_WHAT YOU SHOULD DO_
Every line of the records below should be restated exactly.

** START PROVIDED ENTRIES **

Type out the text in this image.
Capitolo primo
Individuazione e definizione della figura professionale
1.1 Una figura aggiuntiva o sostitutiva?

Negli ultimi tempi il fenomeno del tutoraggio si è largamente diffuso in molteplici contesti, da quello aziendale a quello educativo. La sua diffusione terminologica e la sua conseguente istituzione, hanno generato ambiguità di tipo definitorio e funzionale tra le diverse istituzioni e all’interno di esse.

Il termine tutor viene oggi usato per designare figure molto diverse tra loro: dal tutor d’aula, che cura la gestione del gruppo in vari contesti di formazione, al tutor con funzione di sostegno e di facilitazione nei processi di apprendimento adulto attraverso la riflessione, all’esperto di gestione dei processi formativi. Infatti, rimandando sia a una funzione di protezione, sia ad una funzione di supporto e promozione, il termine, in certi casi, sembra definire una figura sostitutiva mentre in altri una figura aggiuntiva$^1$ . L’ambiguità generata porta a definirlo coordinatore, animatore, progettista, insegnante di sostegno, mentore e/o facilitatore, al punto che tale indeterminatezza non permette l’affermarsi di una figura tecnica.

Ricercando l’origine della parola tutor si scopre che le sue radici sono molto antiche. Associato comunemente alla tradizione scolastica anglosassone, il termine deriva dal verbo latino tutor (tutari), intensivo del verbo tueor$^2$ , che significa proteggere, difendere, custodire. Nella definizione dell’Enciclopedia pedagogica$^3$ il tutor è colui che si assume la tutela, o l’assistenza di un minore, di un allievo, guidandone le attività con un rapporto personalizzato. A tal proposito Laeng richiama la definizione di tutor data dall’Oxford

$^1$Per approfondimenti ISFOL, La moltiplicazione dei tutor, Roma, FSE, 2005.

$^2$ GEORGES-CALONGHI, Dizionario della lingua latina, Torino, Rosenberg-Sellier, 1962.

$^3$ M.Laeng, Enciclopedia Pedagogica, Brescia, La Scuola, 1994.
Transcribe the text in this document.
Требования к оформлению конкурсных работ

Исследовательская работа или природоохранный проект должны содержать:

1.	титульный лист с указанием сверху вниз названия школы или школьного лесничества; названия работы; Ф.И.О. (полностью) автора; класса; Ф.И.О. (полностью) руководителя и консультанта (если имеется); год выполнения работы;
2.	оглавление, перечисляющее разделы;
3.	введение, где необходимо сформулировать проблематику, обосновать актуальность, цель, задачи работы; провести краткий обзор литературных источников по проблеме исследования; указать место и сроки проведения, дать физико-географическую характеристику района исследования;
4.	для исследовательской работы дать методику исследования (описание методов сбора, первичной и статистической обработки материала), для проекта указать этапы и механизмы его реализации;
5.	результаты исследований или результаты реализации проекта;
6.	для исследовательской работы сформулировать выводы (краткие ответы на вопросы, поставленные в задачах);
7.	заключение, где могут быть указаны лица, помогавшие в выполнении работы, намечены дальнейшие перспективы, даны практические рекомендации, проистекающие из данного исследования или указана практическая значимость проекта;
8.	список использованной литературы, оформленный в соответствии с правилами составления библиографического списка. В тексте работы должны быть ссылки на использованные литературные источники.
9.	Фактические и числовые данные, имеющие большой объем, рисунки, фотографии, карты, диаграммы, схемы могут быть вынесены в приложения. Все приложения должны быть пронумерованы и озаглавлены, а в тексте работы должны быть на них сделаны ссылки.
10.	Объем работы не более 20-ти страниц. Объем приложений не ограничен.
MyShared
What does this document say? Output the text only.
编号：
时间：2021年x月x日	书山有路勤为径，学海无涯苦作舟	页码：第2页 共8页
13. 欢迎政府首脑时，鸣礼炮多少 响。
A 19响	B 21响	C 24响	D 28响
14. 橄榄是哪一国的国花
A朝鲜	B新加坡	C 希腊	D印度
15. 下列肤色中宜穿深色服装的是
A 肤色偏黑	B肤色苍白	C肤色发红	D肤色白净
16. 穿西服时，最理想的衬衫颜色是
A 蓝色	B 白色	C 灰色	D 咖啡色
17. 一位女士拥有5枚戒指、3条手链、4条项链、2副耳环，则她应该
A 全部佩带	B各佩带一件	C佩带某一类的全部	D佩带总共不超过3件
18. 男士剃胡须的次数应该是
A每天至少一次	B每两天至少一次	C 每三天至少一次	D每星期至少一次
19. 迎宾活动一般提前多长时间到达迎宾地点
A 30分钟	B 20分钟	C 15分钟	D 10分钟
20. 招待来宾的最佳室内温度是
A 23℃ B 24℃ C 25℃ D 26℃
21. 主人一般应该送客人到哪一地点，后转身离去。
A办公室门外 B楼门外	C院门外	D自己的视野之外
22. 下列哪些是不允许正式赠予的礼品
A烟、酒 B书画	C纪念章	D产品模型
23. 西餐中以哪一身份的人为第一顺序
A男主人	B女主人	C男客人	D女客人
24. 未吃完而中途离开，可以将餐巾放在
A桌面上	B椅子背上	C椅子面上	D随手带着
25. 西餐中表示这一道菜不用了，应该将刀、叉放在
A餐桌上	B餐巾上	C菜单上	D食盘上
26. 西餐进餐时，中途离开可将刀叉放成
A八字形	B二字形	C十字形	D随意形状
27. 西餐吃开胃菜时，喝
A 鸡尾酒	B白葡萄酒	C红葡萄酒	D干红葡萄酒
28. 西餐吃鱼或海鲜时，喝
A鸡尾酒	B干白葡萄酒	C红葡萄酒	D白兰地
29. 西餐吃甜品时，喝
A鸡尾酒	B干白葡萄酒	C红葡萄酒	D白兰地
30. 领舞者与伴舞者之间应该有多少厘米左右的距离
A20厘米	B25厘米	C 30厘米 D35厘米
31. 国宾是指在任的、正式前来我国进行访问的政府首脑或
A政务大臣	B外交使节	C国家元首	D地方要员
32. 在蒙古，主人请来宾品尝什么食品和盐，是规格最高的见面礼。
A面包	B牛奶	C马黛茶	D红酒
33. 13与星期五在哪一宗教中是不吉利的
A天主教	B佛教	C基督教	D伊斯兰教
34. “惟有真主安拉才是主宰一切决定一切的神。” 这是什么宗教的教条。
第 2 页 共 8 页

** END PROVIDED ENTRIES **

_COMPLETED EXERCISE_
Type out the text in this image.
Capitolo primo
Individuazione e definizione della figura professionale
1.1 Una figura aggiuntiva o sostitutiva?

Negli ultimi tempi il fenomeno del tutoraggio si è largamente diffuso in molteplici contesti, da quello aziendale a quello educativo. La sua diffusione terminologica e la sua conseguente istituzione, hanno generato ambiguità di tipo definitorio e funzionale tra le diverse istituzioni e all’interno di esse.

Il termine tutor viene oggi usato per designare figure molto diverse tra loro: dal tutor d’aula, che cura la gestione del gruppo in vari contesti di formazione, al tutor con funzione di sostegno e di facilitazione nei processi di apprendimento adulto attraverso la riflessione, all’esperto di gestione dei processi formativi. Infatti, rimandando sia a una funzione di protezione, sia ad una funzione di supporto e promozione, il termine, in certi casi, sembra definire una figura sostitutiva mentre in altri una figura aggiuntiva$^1$ . L’ambiguità generata porta a definirlo coordinatore, animatore, progettista, insegnante di sostegno, mentore e/o facilitatore, al punto che tale indeterminatezza non permette l’affermarsi di una figura tecnica.

Ricercando l’origine della parola tutor si scopre che le sue radici sono molto antiche. Associato comunemente alla tradizione scolastica anglosassone, il termine deriva dal verbo latino tutor (tutari), intensivo del verbo tueor$^2$ , che significa proteggere, difendere, custodire. Nella definizione dell’Enciclopedia pedagogica$^3$ il tutor è colui che si assume la tutela, o l’assistenza di un minore, di un allievo, guidandone le attività con un rapporto personalizzato. A tal proposito Laeng richiama la definizione di tutor data dall’Oxford

$^1$Per approfondimenti ISFOL, La moltiplicazione dei tutor, Roma, FSE, 2005.

$^2$ GEORGES-CALONGHI, Dizionario della lingua latina, Torino, Rosenberg-Sellier, 1962.

$^3$ M.Laeng, Enciclopedia Pedagogica, Brescia, La Scuola, 1994.
Transcribe the text in this document.
Требования к оформлению конкурсных работ

Исследовательская работа или природоохранный проект должны содержать:

1.	титульный лист с указанием сверху вниз названия школы или школьного лесничества; названия работы; Ф.И.О. (полностью) автора; класса; Ф.И.О. (полностью) руководителя и консультанта (если имеется); год выполнения работы;
2.	оглавление, перечисляющее разделы;
3.	введение, где необходимо сформулировать проблематику, обосновать актуальность, цель, задачи работы; провести краткий обзор литературных источников по проблеме исследования; указать место и сроки проведения, дать физико-географическую характеристику района исследования;
4.	для исследовательской работы дать методику исследования (описание методов сбора, первичной и статистической обработки материала), для проекта указать этапы и механизмы его реализации;
5.	результаты исследований или результаты реализации проекта;
6.	для исследовательской работы сформулировать выводы (краткие ответы на вопросы, поставленные в задачах);
7.	заключение, где могут быть указаны лица, помогавшие в выполнении работы, намечены дальнейшие перспективы, даны практические рекомендации, проистекающие из данного исследования или указана практическая значимость проекта;
8.	список использованной литературы, оформленный в соответствии с правилами составления библиографического списка. В тексте работы должны быть ссылки на использованные литературные источники.
9.	Фактические и числовые данные, имеющие большой объем, рисунки, фотографии, карты, диаграммы, схемы могут быть вынесены в приложения. Все приложения должны быть пронумерованы и озаглавлены, а в тексте работы должны быть на них сделаны ссылки.
10.	Объем работы не более 20-ти страниц. Объем приложений не ограничен.
MyShared
What does this document say? Output the text only.
编号：
时间：2021年x月x日	书山有路勤为径，学海无涯苦作舟	页码：第2页 共8页
13. 欢迎政府首脑时，鸣礼炮多少 响。
A 19响	B 21响	C 24响	D 28响
14. 橄榄是哪一国的国花
A朝鲜	B新加坡	C 希腊	D印度
15. 下列肤色中宜穿深色服装的是
A 肤色偏黑	B肤色苍白	C肤色发红	D肤色白净
16. 穿西服时，最理想的衬衫颜色是
A 蓝色	B 白色	C 灰色	D 咖啡色
17. 一位女士拥有5枚戒指、3条手链、4条项链、2副耳环，则她应该
A 全部佩带	B各佩带一件	C佩带某一类的全部	D佩带总共不超过3件
18. 男士剃胡须的次数应该是
A每天至少一次	B每两天至少一次	C 每三天至少一次	D每星期至少一次
19. 迎宾活动一般提前多长时间到达迎宾地点
A 30分钟	B 20分钟	C 15分钟	D 10分钟
20. 招待来宾的最佳室内温度是
A 23℃ B 24℃ C 25℃ D 26℃
21. 主人一般应该送客人到哪一地点，后转身离去。
A办公室门外 B楼门外	C院门外	D自己的视野之外
22. 下列哪些是不允许正式赠予的礼品
A烟、酒 B书画	C纪念章	D产品模型
23. 西餐中以哪一身份的人为第一顺序
A男主人	B女主人	C男客人	D女客人
24. 未吃完而中途离开，可以将餐巾放在
A桌面上	B椅子背上	C椅子面上	D随手带着
25. 西餐中表示这一道菜不用了，应该将刀、叉放在
A餐桌上	B餐巾上	C菜单上	D食盘上
26. 西餐进餐时，中途离开可将刀叉放成
A八字形	B二字形	C十字形	D随意形状
27. 西餐吃开胃菜时，喝
A 鸡尾酒	B白葡萄酒	C红葡萄酒	D干红葡萄酒
28. 西餐吃鱼或海鲜时，喝
A鸡尾酒	B干白葡萄酒	C红葡萄酒	D白兰地
29. 西餐吃甜品时，喝
A鸡尾酒	B干白葡萄酒	C红葡萄酒	D白兰地
30. 领舞者与伴舞者之间应该有多少厘米左右的距离
A20厘米	B25厘米	C 30厘米 D35厘米
31. 国宾是指在任的、正式前来我国进行访问的政府首脑或
A政务大臣	B外交使节	C国家元首	D地方要员
32. 在蒙古，主人请来宾品尝什么食品和盐，是规格最高的见面礼。
A面包	B牛奶	C马黛茶	D红酒
33. 13与星期五在哪一宗教中是不吉利的
A天主教	B佛教	C基督教	D伊斯兰教
34. “惟有真主安拉才是主宰一切决定一切的神。” 这是什么宗教的教条。
第 2 页 共 8 页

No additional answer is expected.